### STATED TASK
Output, please, every line from the line that holds "Transcribe the text in this document." to the end, exactly as written.

Items from a dataset
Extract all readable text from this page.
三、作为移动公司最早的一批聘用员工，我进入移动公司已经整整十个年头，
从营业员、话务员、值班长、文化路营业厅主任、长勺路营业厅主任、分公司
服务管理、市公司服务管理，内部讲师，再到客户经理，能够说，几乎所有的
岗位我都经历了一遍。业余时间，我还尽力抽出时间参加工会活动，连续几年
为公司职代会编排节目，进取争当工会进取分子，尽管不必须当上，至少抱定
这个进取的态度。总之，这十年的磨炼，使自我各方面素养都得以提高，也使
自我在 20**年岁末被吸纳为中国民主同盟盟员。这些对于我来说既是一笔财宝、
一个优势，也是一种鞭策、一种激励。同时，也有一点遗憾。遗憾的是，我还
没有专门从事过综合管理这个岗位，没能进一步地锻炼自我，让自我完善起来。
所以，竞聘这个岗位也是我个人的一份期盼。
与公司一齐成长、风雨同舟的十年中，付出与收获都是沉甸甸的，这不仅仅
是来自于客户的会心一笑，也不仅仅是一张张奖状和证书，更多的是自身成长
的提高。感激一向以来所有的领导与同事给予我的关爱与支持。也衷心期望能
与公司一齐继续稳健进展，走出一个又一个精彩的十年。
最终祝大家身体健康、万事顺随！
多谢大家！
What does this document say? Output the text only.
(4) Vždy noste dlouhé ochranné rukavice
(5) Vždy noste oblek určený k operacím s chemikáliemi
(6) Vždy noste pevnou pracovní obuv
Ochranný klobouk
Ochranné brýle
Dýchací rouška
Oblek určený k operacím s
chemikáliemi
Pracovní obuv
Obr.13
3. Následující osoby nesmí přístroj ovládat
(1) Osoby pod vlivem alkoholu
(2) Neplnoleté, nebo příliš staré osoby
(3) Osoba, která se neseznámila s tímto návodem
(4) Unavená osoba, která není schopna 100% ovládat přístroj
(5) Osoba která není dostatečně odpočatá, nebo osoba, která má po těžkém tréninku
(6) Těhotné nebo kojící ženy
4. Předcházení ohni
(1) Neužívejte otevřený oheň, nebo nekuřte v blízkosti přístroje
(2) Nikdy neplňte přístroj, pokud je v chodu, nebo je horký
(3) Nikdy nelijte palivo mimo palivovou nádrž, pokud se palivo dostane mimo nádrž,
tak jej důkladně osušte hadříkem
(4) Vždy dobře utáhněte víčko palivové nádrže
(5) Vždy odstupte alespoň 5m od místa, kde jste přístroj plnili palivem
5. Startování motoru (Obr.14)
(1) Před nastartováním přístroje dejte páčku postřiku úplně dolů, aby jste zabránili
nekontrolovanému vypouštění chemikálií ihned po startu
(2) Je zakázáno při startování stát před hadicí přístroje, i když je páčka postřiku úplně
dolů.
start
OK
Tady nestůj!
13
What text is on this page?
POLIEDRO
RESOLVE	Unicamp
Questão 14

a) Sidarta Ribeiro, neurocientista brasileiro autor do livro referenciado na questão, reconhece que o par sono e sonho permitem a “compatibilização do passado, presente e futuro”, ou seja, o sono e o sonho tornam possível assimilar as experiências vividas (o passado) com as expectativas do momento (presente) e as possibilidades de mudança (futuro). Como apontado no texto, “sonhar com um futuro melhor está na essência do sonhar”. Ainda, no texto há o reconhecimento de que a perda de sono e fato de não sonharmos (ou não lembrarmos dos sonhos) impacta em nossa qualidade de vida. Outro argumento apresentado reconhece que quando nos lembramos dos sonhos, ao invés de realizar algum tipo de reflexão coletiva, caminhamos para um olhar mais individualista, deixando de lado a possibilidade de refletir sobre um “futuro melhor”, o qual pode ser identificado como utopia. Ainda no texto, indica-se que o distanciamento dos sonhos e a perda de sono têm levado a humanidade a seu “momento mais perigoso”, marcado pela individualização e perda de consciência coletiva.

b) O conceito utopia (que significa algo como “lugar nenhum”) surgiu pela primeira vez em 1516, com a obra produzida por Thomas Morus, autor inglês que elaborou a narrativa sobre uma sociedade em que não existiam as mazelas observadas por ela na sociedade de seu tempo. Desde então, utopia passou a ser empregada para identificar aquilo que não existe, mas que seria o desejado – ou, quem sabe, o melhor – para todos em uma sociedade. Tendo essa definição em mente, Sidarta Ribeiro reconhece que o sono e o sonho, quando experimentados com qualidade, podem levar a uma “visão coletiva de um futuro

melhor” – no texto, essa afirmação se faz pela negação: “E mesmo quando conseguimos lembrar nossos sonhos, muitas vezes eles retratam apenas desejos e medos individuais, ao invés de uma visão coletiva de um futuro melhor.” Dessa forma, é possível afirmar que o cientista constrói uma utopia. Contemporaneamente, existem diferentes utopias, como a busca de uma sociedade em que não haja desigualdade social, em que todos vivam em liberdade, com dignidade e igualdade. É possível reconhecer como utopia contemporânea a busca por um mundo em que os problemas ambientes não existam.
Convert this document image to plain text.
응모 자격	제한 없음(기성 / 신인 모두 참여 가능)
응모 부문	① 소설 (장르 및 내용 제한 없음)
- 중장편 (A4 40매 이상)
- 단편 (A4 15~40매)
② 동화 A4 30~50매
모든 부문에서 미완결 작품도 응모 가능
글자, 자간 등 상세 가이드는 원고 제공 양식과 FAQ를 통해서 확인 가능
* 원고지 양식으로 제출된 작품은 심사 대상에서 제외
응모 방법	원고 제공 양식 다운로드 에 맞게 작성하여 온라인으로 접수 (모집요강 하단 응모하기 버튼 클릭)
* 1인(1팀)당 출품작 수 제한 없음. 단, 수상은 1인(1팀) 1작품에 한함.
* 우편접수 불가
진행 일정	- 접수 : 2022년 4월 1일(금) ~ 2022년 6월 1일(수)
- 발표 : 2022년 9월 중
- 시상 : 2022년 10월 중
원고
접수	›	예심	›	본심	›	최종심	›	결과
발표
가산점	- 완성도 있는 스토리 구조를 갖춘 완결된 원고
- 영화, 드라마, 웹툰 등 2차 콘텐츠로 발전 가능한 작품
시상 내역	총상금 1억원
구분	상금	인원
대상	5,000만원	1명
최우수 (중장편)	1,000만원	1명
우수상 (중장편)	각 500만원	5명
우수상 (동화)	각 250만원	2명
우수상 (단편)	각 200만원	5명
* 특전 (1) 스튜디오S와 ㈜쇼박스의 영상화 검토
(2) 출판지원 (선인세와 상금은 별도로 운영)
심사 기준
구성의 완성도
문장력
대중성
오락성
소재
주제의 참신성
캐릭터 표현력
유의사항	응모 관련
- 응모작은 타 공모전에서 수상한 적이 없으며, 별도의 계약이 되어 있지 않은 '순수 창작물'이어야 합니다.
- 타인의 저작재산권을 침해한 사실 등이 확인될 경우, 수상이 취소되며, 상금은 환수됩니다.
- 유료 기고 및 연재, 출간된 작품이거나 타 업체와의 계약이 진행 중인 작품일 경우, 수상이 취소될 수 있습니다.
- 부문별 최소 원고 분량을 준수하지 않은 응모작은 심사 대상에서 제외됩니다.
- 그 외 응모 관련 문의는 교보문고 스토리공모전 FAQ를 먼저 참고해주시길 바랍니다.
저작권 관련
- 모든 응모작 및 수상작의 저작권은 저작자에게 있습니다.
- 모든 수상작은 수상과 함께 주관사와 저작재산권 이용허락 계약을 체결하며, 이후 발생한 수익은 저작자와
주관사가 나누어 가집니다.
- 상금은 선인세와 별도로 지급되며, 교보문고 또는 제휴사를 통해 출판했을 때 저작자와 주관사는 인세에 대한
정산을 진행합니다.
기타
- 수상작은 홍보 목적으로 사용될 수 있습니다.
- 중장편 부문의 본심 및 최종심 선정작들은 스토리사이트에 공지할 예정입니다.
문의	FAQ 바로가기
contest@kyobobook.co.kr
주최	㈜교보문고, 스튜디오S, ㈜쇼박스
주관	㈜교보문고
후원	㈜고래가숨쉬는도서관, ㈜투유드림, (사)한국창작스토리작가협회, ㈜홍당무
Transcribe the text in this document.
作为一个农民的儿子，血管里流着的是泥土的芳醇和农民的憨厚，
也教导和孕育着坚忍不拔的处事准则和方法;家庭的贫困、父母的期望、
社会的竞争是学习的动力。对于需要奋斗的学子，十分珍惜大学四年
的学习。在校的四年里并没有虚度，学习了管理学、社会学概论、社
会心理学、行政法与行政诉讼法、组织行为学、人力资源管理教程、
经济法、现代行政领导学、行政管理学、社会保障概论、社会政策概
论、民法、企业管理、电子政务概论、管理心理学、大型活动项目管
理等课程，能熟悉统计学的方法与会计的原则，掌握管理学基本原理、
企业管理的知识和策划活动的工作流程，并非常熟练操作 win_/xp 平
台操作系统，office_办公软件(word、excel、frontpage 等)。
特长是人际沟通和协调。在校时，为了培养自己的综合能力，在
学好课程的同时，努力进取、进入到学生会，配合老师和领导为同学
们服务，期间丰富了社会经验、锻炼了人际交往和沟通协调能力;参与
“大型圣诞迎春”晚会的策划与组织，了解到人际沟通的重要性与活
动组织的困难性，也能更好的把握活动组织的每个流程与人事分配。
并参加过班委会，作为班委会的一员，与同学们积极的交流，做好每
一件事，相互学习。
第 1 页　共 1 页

### RESPONSE TO THIS EXERCISE
Transcribe the text in this document.
作为一个农民的儿子，血管里流着的是泥土的芳醇和农民的憨厚，
也教导和孕育着坚忍不拔的处事准则和方法;家庭的贫困、父母的期望、
社会的竞争是学习的动力。对于需要奋斗的学子，十分珍惜大学四年
的学习。在校的四年里并没有虚度，学习了管理学、社会学概论、社
会心理学、行政法与行政诉讼法、组织行为学、人力资源管理教程、
经济法、现代行政领导学、行政管理学、社会保障概论、社会政策概
论、民法、企业管理、电子政务概论、管理心理学、大型活动项目管
理等课程，能熟悉统计学的方法与会计的原则，掌握管理学基本原理、
企业管理的知识和策划活动的工作流程，并非常熟练操作 win_/xp 平
台操作系统，office_办公软件(word、excel、frontpage 等)。
特长是人际沟通和协调。在校时，为了培养自己的综合能力，在
学好课程的同时，努力进取、进入到学生会，配合老师和领导为同学
们服务，期间丰富了社会经验、锻炼了人际交往和沟通协调能力;参与
“大型圣诞迎春”晚会的策划与组织，了解到人际沟通的重要性与活
动组织的困难性，也能更好的把握活动组织的每个流程与人事分配。
并参加过班委会，作为班委会的一员，与同学们积极的交流，做好每
一件事，相互学习。
第 1 页　共 1 页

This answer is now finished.